[Data entries]
## BEGIN
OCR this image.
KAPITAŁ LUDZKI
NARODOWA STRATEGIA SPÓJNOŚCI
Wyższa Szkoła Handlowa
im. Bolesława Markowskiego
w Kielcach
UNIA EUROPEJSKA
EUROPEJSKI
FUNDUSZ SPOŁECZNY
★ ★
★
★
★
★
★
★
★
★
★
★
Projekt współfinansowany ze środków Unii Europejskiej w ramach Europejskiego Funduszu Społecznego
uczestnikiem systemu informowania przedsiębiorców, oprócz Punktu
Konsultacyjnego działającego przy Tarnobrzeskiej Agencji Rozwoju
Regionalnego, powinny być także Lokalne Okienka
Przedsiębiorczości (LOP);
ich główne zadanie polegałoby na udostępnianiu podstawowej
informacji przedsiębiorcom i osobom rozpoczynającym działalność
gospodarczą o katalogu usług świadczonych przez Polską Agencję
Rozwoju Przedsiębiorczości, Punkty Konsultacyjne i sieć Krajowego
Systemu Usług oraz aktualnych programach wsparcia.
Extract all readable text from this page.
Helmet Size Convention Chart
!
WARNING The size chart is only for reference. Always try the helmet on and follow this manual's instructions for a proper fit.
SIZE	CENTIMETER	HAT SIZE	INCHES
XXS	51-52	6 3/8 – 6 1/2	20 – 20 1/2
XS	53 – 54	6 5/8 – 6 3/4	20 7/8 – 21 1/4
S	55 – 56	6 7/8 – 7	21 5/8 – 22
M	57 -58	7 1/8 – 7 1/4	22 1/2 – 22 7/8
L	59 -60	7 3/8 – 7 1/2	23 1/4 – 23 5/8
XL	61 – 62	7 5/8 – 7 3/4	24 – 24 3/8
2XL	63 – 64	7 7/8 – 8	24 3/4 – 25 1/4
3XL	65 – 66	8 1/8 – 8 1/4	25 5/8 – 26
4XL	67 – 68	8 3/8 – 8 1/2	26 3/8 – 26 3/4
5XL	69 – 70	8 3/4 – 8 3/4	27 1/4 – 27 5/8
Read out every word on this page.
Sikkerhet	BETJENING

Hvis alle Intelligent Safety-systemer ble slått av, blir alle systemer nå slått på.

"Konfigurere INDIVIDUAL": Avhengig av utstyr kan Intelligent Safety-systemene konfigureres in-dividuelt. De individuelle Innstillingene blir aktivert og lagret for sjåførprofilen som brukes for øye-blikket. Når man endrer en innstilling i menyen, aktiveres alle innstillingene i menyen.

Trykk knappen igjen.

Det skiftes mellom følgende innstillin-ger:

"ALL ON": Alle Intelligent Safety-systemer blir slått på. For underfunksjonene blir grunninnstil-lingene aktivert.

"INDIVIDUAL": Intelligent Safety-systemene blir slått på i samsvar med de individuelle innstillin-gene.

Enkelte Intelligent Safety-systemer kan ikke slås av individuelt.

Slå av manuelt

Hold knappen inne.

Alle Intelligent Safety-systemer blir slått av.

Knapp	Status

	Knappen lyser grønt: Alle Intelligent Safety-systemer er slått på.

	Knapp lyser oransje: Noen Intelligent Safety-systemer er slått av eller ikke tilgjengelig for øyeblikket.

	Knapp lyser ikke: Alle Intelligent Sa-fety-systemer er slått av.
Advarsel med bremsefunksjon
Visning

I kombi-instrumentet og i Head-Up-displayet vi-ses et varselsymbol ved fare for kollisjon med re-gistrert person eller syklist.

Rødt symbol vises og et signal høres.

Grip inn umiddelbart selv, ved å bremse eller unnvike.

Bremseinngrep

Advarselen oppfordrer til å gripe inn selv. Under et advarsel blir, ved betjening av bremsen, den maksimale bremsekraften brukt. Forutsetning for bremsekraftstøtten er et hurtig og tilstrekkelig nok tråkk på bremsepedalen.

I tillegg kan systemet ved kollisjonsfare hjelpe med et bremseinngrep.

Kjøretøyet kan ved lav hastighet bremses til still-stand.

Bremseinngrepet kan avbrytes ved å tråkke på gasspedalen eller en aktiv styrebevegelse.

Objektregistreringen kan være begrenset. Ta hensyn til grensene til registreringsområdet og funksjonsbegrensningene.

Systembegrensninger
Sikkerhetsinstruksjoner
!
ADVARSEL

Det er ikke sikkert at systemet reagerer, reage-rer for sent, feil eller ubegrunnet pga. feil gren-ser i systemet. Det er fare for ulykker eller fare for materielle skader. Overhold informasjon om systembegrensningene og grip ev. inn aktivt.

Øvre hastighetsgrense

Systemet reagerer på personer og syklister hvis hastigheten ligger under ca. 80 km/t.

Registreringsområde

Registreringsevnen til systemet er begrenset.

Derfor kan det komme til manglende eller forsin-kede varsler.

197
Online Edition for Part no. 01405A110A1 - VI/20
## END
*Written instruction:* Extract all lines from the material above that include the word "systemene".

*Exercise solution:*
"Konfigurere INDIVIDUAL": Avhengig av utstyr kan Intelligent Safety-systemene konfigureres in-dividuelt. De individuelle Innstillingene blir aktivert og lagret for sjåførprofilen som brukes for øye-blikket. Når man endrer en innstilling i menyen, aktiveres alle innstillingene i menyen.
"INDIVIDUAL": Intelligent Safety-systemene blir slått på i samsvar med de individuelle innstillin-gene.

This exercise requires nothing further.